Do not copy the pictures; transcribe all other material exactly.

[Figure contents as structured data]

----

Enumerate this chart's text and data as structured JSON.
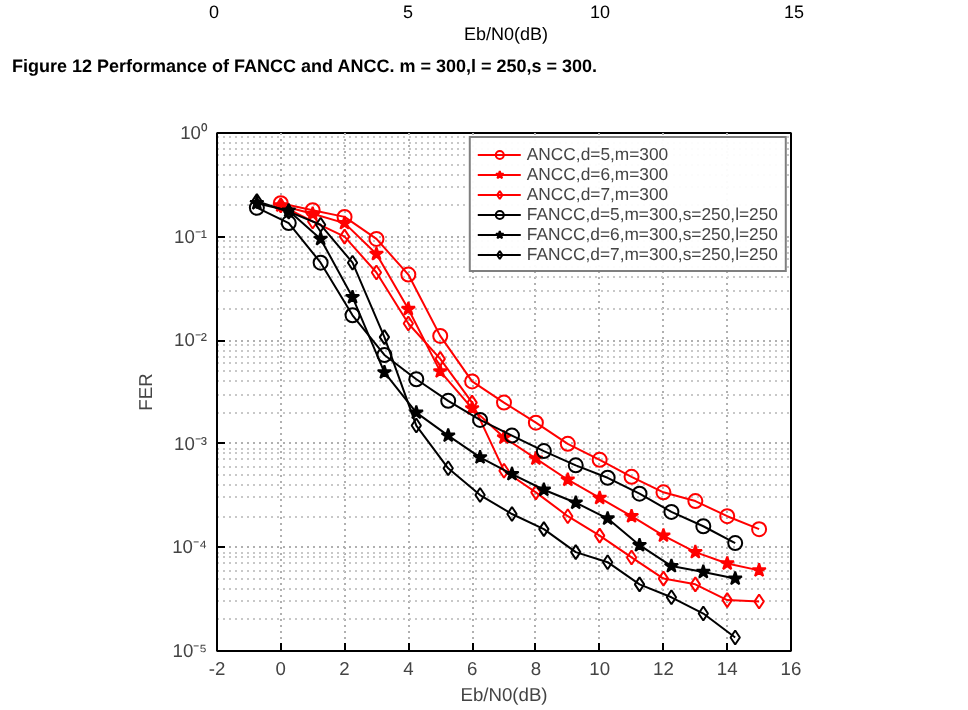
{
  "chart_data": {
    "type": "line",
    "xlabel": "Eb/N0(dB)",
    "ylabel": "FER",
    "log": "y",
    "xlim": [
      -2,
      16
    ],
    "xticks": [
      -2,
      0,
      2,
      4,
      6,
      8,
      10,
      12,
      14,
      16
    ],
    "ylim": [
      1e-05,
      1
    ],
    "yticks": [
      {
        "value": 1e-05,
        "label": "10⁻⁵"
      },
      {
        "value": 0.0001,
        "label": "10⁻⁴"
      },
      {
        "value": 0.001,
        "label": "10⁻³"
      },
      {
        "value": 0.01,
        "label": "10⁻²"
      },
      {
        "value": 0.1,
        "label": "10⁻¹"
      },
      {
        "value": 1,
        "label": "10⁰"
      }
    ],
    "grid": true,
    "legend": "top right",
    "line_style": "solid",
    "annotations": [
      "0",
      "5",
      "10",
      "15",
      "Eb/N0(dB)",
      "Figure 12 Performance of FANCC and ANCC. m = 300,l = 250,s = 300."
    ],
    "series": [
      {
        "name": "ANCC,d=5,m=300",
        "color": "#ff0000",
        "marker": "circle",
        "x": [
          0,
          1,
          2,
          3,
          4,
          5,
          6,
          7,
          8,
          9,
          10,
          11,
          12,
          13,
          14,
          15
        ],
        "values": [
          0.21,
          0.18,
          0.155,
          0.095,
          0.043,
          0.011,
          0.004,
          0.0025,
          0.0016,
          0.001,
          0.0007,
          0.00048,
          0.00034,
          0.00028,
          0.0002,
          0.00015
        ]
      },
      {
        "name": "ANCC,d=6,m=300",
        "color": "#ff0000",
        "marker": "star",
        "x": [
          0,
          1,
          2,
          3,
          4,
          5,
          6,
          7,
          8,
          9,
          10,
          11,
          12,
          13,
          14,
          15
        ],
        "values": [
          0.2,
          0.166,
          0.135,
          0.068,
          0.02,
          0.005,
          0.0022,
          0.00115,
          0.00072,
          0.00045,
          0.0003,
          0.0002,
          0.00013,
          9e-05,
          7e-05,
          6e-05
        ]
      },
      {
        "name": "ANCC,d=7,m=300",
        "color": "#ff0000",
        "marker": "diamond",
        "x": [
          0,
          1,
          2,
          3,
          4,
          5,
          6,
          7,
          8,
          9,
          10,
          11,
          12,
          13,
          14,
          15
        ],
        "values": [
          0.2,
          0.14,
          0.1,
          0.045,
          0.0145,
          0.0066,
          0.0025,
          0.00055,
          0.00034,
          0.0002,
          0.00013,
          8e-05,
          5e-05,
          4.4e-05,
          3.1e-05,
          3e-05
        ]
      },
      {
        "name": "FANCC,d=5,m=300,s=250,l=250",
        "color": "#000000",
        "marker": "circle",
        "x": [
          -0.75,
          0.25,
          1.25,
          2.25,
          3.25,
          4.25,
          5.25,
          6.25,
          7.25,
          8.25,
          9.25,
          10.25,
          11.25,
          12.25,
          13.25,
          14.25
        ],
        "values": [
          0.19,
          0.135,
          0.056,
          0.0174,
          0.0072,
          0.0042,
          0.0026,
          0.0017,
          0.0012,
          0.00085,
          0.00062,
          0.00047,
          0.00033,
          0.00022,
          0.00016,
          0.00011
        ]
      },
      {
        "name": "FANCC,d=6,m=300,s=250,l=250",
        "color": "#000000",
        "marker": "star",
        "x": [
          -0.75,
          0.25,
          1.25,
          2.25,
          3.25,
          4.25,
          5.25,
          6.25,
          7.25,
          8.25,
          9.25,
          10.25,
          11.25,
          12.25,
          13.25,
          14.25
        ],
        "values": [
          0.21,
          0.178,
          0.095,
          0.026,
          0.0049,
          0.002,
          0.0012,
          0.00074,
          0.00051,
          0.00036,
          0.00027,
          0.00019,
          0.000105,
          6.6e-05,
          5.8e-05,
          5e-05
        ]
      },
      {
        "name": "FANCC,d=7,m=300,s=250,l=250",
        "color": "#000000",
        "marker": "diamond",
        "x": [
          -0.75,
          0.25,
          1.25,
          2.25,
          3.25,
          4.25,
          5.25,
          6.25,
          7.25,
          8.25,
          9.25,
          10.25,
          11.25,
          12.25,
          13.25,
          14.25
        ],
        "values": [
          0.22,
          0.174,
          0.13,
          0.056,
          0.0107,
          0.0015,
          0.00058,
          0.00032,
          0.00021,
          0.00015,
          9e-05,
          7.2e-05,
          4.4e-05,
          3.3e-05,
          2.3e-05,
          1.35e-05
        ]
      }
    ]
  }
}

----

** Answer to the task **
Enumerate this chart's text and data as structured JSON.
{
  "chart_data": {
    "type": "line",
    "xlabel": "Eb/N0(dB)",
    "ylabel": "FER",
    "log": "y",
    "xlim": [
      -2,
      16
    ],
    "xticks": [
      -2,
      0,
      2,
      4,
      6,
      8,
      10,
      12,
      14,
      16
    ],
    "ylim": [
      1e-05,
      1
    ],
    "yticks": [
      {
        "value": 1e-05,
        "label": "10⁻⁵"
      },
      {
        "value": 0.0001,
        "label": "10⁻⁴"
      },
      {
        "value": 0.001,
        "label": "10⁻³"
      },
      {
        "value": 0.01,
        "label": "10⁻²"
      },
      {
        "value": 0.1,
        "label": "10⁻¹"
      },
      {
        "value": 1,
        "label": "10⁰"
      }
    ],
    "grid": true,
    "legend": "top right",
    "line_style": "solid",
    "annotations": [
      "0",
      "5",
      "10",
      "15",
      "Eb/N0(dB)",
      "Figure 12 Performance of FANCC and ANCC. m = 300,l = 250,s = 300."
    ],
    "series": [
      {
        "name": "ANCC,d=5,m=300",
        "color": "#ff0000",
        "marker": "circle",
        "x": [
          0,
          1,
          2,
          3,
          4,
          5,
          6,
          7,
          8,
          9,
          10,
          11,
          12,
          13,
          14,
          15
        ],
        "values": [
          0.21,
          0.18,
          0.155,
          0.095,
          0.043,
          0.011,
          0.004,
          0.0025,
          0.0016,
          0.001,
          0.0007,
          0.00048,
          0.00034,
          0.00028,
          0.0002,
          0.00015
        ]
      },
      {
        "name": "ANCC,d=6,m=300",
        "color": "#ff0000",
        "marker": "star",
        "x": [
          0,
          1,
          2,
          3,
          4,
          5,
          6,
          7,
          8,
          9,
          10,
          11,
          12,
          13,
          14,
          15
        ],
        "values": [
          0.2,
          0.166,
          0.135,
          0.068,
          0.02,
          0.005,
          0.0022,
          0.00115,
          0.00072,
          0.00045,
          0.0003,
          0.0002,
          0.00013,
          9e-05,
          7e-05,
          6e-05
        ]
      },
      {
        "name": "ANCC,d=7,m=300",
        "color": "#ff0000",
        "marker": "diamond",
        "x": [
          0,
          1,
          2,
          3,
          4,
          5,
          6,
          7,
          8,
          9,
          10,
          11,
          12,
          13,
          14,
          15
        ],
        "values": [
          0.2,
          0.14,
          0.1,
          0.045,
          0.0145,
          0.0066,
          0.0025,
          0.00055,
          0.00034,
          0.0002,
          0.00013,
          8e-05,
          5e-05,
          4.4e-05,
          3.1e-05,
          3e-05
        ]
      },
      {
        "name": "FANCC,d=5,m=300,s=250,l=250",
        "color": "#000000",
        "marker": "circle",
        "x": [
          -0.75,
          0.25,
          1.25,
          2.25,
          3.25,
          4.25,
          5.25,
          6.25,
          7.25,
          8.25,
          9.25,
          10.25,
          11.25,
          12.25,
          13.25,
          14.25
        ],
        "values": [
          0.19,
          0.135,
          0.056,
          0.0174,
          0.0072,
          0.0042,
          0.0026,
          0.0017,
          0.0012,
          0.00085,
          0.00062,
          0.00047,
          0.00033,
          0.00022,
          0.00016,
          0.00011
        ]
      },
      {
        "name": "FANCC,d=6,m=300,s=250,l=250",
        "color": "#000000",
        "marker": "star",
        "x": [
          -0.75,
          0.25,
          1.25,
          2.25,
          3.25,
          4.25,
          5.25,
          6.25,
          7.25,
          8.25,
          9.25,
          10.25,
          11.25,
          12.25,
          13.25,
          14.25
        ],
        "values": [
          0.21,
          0.178,
          0.095,
          0.026,
          0.0049,
          0.002,
          0.0012,
          0.00074,
          0.00051,
          0.00036,
          0.00027,
          0.00019,
          0.000105,
          6.6e-05,
          5.8e-05,
          5e-05
        ]
      },
      {
        "name": "FANCC,d=7,m=300,s=250,l=250",
        "color": "#000000",
        "marker": "diamond",
        "x": [
          -0.75,
          0.25,
          1.25,
          2.25,
          3.25,
          4.25,
          5.25,
          6.25,
          7.25,
          8.25,
          9.25,
          10.25,
          11.25,
          12.25,
          13.25,
          14.25
        ],
        "values": [
          0.22,
          0.174,
          0.13,
          0.056,
          0.0107,
          0.0015,
          0.00058,
          0.00032,
          0.00021,
          0.00015,
          9e-05,
          7.2e-05,
          4.4e-05,
          3.3e-05,
          2.3e-05,
          1.35e-05
        ]
      }
    ]
  }
}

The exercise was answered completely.